Output, please, every line from the line that holds "Give me a plain-text" to the end, exactly as written.
[start]
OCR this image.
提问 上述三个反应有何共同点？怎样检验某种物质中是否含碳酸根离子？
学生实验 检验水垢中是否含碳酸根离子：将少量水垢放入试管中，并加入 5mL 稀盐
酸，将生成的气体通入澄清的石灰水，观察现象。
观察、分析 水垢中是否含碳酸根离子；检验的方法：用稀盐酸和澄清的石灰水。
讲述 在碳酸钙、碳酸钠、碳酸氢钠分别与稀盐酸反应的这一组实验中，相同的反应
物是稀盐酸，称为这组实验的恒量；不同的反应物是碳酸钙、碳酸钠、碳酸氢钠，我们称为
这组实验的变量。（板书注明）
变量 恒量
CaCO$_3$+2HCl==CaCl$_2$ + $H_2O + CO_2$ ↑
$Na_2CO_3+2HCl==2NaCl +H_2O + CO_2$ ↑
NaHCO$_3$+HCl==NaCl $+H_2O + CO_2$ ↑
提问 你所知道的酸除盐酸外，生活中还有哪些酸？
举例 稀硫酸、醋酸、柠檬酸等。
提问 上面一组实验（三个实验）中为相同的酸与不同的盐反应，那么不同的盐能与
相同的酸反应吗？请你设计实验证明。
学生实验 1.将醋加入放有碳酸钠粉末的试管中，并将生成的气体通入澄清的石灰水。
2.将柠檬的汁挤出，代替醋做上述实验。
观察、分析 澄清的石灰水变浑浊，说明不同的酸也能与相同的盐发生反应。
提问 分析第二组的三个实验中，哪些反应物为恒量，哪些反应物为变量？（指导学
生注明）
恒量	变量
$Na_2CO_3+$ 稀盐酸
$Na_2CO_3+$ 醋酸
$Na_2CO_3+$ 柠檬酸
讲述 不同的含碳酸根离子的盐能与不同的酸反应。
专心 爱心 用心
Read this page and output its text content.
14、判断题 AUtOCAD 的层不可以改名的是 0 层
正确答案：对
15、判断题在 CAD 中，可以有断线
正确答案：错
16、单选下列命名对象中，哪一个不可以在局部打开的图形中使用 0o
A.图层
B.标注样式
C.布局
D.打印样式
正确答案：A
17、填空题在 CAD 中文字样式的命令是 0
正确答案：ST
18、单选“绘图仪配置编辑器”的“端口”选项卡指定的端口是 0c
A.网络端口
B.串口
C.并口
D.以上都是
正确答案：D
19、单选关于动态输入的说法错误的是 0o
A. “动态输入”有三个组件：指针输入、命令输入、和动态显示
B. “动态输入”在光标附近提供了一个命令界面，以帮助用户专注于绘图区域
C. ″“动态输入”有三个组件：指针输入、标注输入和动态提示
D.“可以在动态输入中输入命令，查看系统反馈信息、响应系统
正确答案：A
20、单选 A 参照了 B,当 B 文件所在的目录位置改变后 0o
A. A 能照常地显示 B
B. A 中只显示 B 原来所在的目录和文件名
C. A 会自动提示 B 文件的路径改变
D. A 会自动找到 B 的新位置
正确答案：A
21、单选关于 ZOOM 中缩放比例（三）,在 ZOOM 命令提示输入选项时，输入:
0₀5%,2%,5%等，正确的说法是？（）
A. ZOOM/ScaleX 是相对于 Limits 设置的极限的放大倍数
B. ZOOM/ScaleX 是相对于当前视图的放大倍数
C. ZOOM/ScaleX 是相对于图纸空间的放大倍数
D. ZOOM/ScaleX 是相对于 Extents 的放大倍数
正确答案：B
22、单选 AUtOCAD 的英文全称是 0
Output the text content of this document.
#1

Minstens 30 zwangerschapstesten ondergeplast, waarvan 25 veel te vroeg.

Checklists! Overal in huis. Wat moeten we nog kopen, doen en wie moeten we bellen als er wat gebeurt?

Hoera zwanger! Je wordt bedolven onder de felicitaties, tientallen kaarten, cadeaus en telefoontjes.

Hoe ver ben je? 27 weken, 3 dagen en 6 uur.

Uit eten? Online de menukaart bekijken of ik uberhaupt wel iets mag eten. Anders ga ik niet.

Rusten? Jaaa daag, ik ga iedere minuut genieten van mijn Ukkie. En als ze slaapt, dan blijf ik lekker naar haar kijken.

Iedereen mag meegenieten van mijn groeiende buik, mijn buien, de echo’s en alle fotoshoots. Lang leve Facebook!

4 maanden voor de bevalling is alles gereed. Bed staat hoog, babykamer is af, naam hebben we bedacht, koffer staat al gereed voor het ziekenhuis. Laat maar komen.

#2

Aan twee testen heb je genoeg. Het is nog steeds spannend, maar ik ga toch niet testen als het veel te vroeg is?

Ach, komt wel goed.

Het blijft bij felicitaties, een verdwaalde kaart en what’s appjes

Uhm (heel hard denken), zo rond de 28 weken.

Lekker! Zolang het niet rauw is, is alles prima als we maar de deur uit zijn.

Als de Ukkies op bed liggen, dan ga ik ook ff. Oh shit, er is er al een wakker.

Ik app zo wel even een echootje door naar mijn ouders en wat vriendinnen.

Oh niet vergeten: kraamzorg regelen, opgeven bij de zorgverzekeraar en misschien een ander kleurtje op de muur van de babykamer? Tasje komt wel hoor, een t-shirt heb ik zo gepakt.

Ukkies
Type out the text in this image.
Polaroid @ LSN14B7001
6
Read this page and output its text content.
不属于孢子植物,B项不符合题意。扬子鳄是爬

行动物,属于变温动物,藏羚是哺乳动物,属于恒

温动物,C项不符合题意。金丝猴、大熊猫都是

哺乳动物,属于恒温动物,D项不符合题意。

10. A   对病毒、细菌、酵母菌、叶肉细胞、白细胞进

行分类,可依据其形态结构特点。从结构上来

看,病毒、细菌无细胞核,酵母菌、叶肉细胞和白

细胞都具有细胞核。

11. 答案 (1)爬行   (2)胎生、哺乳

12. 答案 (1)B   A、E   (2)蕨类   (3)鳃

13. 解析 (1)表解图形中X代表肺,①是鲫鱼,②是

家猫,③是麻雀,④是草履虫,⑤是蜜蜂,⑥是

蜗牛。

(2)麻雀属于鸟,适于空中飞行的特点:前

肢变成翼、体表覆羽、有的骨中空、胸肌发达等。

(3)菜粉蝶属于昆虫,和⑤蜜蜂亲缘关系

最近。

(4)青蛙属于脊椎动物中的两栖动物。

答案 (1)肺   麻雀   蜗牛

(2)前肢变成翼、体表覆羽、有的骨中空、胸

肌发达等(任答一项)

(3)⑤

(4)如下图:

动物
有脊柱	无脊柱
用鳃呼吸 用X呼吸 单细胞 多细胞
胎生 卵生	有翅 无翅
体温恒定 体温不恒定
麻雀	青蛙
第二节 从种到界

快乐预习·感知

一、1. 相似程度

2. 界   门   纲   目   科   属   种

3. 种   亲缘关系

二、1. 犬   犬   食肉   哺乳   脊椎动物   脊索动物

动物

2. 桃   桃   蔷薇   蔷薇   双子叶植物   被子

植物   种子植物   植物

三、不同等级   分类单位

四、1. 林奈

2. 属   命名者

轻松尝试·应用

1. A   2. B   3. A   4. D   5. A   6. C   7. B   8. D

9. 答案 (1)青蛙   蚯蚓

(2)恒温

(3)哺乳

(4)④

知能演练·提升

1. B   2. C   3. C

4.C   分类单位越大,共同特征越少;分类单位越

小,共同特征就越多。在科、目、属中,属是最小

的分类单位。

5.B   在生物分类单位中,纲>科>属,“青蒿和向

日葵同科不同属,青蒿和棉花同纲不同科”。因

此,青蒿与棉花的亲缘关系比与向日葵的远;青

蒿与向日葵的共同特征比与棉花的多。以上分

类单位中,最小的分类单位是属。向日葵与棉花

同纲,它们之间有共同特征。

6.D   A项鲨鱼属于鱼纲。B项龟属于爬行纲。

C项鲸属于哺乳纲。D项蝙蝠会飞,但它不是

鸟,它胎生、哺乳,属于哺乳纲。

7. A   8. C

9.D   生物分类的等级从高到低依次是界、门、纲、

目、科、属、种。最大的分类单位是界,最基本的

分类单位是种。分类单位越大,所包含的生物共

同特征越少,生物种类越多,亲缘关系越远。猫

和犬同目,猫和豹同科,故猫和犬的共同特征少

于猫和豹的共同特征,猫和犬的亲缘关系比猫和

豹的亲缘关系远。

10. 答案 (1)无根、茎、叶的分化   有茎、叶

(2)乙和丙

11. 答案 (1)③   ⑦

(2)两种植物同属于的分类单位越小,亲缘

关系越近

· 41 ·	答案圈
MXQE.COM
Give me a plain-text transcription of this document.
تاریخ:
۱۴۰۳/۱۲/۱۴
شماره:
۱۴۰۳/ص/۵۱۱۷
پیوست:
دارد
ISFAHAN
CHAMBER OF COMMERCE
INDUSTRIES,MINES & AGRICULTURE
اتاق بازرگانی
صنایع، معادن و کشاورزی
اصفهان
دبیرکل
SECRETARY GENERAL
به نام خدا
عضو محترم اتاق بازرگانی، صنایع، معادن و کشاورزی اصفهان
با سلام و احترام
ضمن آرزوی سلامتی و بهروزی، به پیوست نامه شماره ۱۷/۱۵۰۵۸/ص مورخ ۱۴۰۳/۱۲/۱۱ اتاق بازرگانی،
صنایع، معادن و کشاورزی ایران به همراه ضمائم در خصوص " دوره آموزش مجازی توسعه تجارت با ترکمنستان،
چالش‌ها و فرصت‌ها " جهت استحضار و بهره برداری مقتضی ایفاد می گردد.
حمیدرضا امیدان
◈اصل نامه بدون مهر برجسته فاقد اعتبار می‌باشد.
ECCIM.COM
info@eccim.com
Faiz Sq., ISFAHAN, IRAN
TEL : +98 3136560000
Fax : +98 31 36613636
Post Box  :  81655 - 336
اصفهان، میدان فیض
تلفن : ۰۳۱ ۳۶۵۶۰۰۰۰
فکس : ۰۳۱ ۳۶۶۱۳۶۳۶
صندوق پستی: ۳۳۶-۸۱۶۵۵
[end]
• Response below
Give me a plain-text transcription of this document.
تاریخ:
۱۴۰۳/۱۲/۱۴
شماره:
۱۴۰۳/ص/۵۱۱۷
پیوست:
دارد
ISFAHAN
CHAMBER OF COMMERCE
INDUSTRIES,MINES & AGRICULTURE
اتاق بازرگانی
صنایع، معادن و کشاورزی
اصفهان
دبیرکل
SECRETARY GENERAL
به نام خدا
عضو محترم اتاق بازرگانی، صنایع، معادن و کشاورزی اصفهان
با سلام و احترام
ضمن آرزوی سلامتی و بهروزی، به پیوست نامه شماره ۱۷/۱۵۰۵۸/ص مورخ ۱۴۰۳/۱۲/۱۱ اتاق بازرگانی،
صنایع، معادن و کشاورزی ایران به همراه ضمائم در خصوص " دوره آموزش مجازی توسعه تجارت با ترکمنستان،
چالش‌ها و فرصت‌ها " جهت استحضار و بهره برداری مقتضی ایفاد می گردد.
حمیدرضا امیدان
◈اصل نامه بدون مهر برجسته فاقد اعتبار می‌باشد.
ECCIM.COM
info@eccim.com
Faiz Sq., ISFAHAN, IRAN
TEL : +98 3136560000
Fax : +98 31 36613636
Post Box  :  81655 - 336
اصفهان، میدان فیض
تلفن : ۰۳۱ ۳۶۵۶۰۰۰۰
فکس : ۰۳۱ ۳۶۶۱۳۶۳۶
صندوق پستی: ۳۳۶-۸۱۶۵۵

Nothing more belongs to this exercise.